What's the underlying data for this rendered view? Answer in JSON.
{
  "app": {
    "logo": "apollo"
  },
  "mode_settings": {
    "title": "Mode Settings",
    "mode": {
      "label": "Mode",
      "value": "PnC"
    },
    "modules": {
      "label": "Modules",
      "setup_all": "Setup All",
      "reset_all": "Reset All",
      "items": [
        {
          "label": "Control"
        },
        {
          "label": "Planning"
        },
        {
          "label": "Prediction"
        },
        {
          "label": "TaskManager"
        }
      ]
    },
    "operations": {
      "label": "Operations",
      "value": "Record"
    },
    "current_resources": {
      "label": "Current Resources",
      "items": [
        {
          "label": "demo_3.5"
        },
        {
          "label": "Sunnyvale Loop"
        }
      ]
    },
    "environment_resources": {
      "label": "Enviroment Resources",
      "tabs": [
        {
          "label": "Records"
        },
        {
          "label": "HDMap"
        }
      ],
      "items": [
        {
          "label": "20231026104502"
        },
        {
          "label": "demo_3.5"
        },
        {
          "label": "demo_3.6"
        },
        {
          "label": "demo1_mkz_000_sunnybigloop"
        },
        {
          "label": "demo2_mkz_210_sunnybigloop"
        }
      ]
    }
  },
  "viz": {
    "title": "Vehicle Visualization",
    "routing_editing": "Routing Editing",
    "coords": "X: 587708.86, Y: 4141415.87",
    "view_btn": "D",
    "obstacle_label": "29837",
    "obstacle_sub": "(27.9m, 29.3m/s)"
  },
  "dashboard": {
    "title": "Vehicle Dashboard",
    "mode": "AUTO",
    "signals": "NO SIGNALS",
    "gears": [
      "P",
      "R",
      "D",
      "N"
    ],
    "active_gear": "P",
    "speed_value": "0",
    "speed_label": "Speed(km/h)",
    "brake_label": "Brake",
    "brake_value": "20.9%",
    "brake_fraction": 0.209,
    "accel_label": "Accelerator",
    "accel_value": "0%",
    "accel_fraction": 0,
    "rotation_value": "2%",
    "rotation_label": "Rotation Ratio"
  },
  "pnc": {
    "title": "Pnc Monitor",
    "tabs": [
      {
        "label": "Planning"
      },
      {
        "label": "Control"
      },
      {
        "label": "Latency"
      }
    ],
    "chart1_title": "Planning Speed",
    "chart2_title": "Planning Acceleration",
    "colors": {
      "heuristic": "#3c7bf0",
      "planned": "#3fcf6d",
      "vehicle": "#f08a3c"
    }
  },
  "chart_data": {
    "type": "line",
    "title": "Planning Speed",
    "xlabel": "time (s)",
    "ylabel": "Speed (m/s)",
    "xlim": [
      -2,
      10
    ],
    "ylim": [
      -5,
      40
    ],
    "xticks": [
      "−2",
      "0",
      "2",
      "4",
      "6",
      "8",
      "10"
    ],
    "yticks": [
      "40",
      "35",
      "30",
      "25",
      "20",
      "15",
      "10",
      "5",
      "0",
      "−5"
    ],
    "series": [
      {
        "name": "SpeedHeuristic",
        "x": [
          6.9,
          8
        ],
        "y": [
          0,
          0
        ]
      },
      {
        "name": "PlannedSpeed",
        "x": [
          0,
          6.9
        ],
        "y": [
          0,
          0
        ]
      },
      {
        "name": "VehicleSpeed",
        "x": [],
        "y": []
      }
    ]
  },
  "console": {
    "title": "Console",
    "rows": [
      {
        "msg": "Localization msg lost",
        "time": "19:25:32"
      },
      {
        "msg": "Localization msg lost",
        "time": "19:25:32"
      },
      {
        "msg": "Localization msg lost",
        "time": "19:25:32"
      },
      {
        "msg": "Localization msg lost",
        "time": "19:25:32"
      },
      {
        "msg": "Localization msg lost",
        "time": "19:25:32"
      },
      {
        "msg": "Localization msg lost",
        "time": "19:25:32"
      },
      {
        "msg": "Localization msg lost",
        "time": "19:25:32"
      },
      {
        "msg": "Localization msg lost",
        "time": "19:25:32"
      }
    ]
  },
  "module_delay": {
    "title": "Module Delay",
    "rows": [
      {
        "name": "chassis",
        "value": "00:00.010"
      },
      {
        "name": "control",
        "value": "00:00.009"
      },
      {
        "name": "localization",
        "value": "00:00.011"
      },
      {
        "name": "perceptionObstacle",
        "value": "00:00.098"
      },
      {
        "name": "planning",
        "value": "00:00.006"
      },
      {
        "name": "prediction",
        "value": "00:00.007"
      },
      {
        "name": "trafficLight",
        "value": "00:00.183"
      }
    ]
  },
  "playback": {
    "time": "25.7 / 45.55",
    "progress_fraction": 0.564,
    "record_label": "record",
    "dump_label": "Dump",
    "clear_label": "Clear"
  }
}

------------

→ Exercise description
Please repeat the listing exactly, with nothing left out.

→ Correct result
What's the underlying data for this rendered view? Answer in JSON.
{
  "app": {
    "logo": "apollo"
  },
  "mode_settings": {
    "title": "Mode Settings",
    "mode": {
      "label": "Mode",
      "value": "PnC"
    },
    "modules": {
      "label": "Modules",
      "setup_all": "Setup All",
      "reset_all": "Reset All",
      "items": [
        {
          "label": "Control"
        },
        {
          "label": "Planning"
        },
        {
          "label": "Prediction"
        },
        {
          "label": "TaskManager"
        }
      ]
    },
    "operations": {
      "label": "Operations",
      "value": "Record"
    },
    "current_resources": {
      "label": "Current Resources",
      "items": [
        {
          "label": "demo_3.5"
        },
        {
          "label": "Sunnyvale Loop"
        }
      ]
    },
    "environment_resources": {
      "label": "Enviroment Resources",
      "tabs": [
        {
          "label": "Records"
        },
        {
          "label": "HDMap"
        }
      ],
      "items": [
        {
          "label": "20231026104502"
        },
        {
          "label": "demo_3.5"
        },
        {
          "label": "demo_3.6"
        },
        {
          "label": "demo1_mkz_000_sunnybigloop"
        },
        {
          "label": "demo2_mkz_210_sunnybigloop"
        }
      ]
    }
  },
  "viz": {
    "title": "Vehicle Visualization",
    "routing_editing": "Routing Editing",
    "coords": "X: 587708.86, Y: 4141415.87",
    "view_btn": "D",
    "obstacle_label": "29837",
    "obstacle_sub": "(27.9m, 29.3m/s)"
  },
  "dashboard": {
    "title": "Vehicle Dashboard",
    "mode": "AUTO",
    "signals": "NO SIGNALS",
    "gears": [
      "P",
      "R",
      "D",
      "N"
    ],
    "active_gear": "P",
    "speed_value": "0",
    "speed_label": "Speed(km/h)",
    "brake_label": "Brake",
    "brake_value": "20.9%",
    "brake_fraction": 0.209,
    "accel_label": "Accelerator",
    "accel_value": "0%",
    "accel_fraction": 0,
    "rotation_value": "2%",
    "rotation_label": "Rotation Ratio"
  },
  "pnc": {
    "title": "Pnc Monitor",
    "tabs": [
      {
        "label": "Planning"
      },
      {
        "label": "Control"
      },
      {
        "label": "Latency"
      }
    ],
    "chart1_title": "Planning Speed",
    "chart2_title": "Planning Acceleration",
    "colors": {
      "heuristic": "#3c7bf0",
      "planned": "#3fcf6d",
      "vehicle": "#f08a3c"
    }
  },
  "chart_data": {
    "type": "line",
    "title": "Planning Speed",
    "xlabel": "time (s)",
    "ylabel": "Speed (m/s)",
    "xlim": [
      -2,
      10
    ],
    "ylim": [
      -5,
      40
    ],
    "xticks": [
      "−2",
      "0",
      "2",
      "4",
      "6",
      "8",
      "10"
    ],
    "yticks": [
      "40",
      "35",
      "30",
      "25",
      "20",
      "15",
      "10",
      "5",
      "0",
      "−5"
    ],
    "series": [
      {
        "name": "SpeedHeuristic",
        "x": [
          6.9,
          8
        ],
        "y": [
          0,
          0
        ]
      },
      {
        "name": "PlannedSpeed",
        "x": [
          0,
          6.9
        ],
        "y": [
          0,
          0
        ]
      },
      {
        "name": "VehicleSpeed",
        "x": [],
        "y": []
      }
    ]
  },
  "console": {
    "title": "Console",
    "rows": [
      {
        "msg": "Localization msg lost",
        "time": "19:25:32"
      },
      {
        "msg": "Localization msg lost",
        "time": "19:25:32"
      },
      {
        "msg": "Localization msg lost",
        "time": "19:25:32"
      },
      {
        "msg": "Localization msg lost",
        "time": "19:25:32"
      },
      {
        "msg": "Localization msg lost",
        "time": "19:25:32"
      },
      {
        "msg": "Localization msg lost",
        "time": "19:25:32"
      },
      {
        "msg": "Localization msg lost",
        "time": "19:25:32"
      },
      {
        "msg": "Localization msg lost",
        "time": "19:25:32"
      }
    ]
  },
  "module_delay": {
    "title": "Module Delay",
    "rows": [
      {
        "name": "chassis",
        "value": "00:00.010"
      },
      {
        "name": "control",
        "value": "00:00.009"
      },
      {
        "name": "localization",
        "value": "00:00.011"
      },
      {
        "name": "perceptionObstacle",
        "value": "00:00.098"
      },
      {
        "name": "planning",
        "value": "00:00.006"
      },
      {
        "name": "prediction",
        "value": "00:00.007"
      },
      {
        "name": "trafficLight",
        "value": "00:00.183"
      }
    ]
  },
  "playback": {
    "time": "25.7 / 45.55",
    "progress_fraction": 0.564,
    "record_label": "record",
    "dump_label": "Dump",
    "clear_label": "Clear"
  }
}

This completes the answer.